▸ **TO BE DONE**: Transcribe all the records exactly and omit any images they hold.

(Records from a data source)
[BEGIN]

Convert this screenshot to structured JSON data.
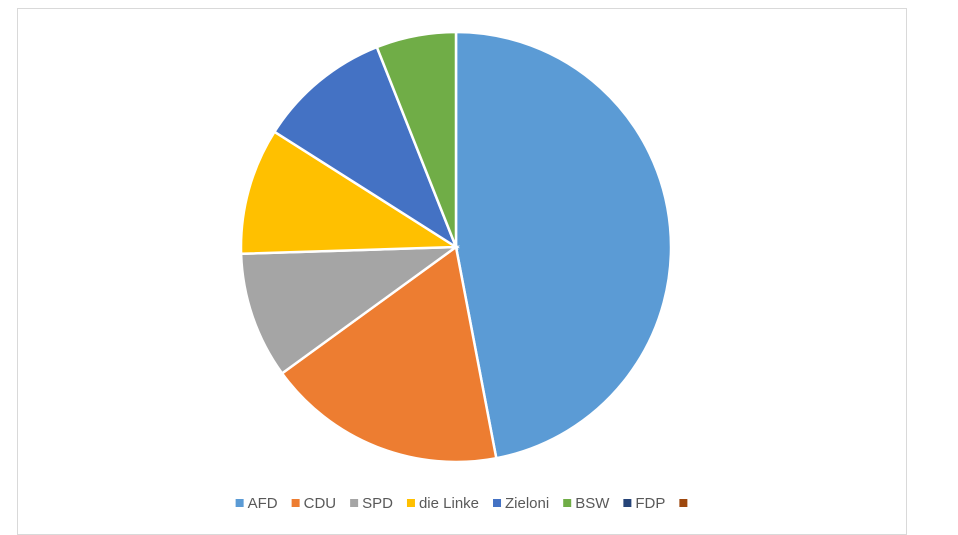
{
  "chart_data": {
    "type": "pie",
    "categories": [
      "AFD",
      "CDU",
      "SPD",
      "die Linke",
      "Zieloni",
      "BSW",
      "FDP",
      null
    ],
    "values": [
      47,
      18,
      9.5,
      9.5,
      10,
      6,
      0,
      0
    ],
    "colors": [
      "#5b9bd5",
      "#ed7d31",
      "#a5a5a5",
      "#ffc000",
      "#4472c4",
      "#70ad47",
      "#264478",
      "#9e480e"
    ],
    "legend": "bottom"
  }
}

[END]

▸ **EXERCISE ANSWER**:
Convert this screenshot to structured JSON data.
{
  "chart_data": {
    "type": "pie",
    "categories": [
      "AFD",
      "CDU",
      "SPD",
      "die Linke",
      "Zieloni",
      "BSW",
      "FDP",
      null
    ],
    "values": [
      47,
      18,
      9.5,
      9.5,
      10,
      6,
      0,
      0
    ],
    "colors": [
      "#5b9bd5",
      "#ed7d31",
      "#a5a5a5",
      "#ffc000",
      "#4472c4",
      "#70ad47",
      "#264478",
      "#9e480e"
    ],
    "legend": "bottom"
  }
}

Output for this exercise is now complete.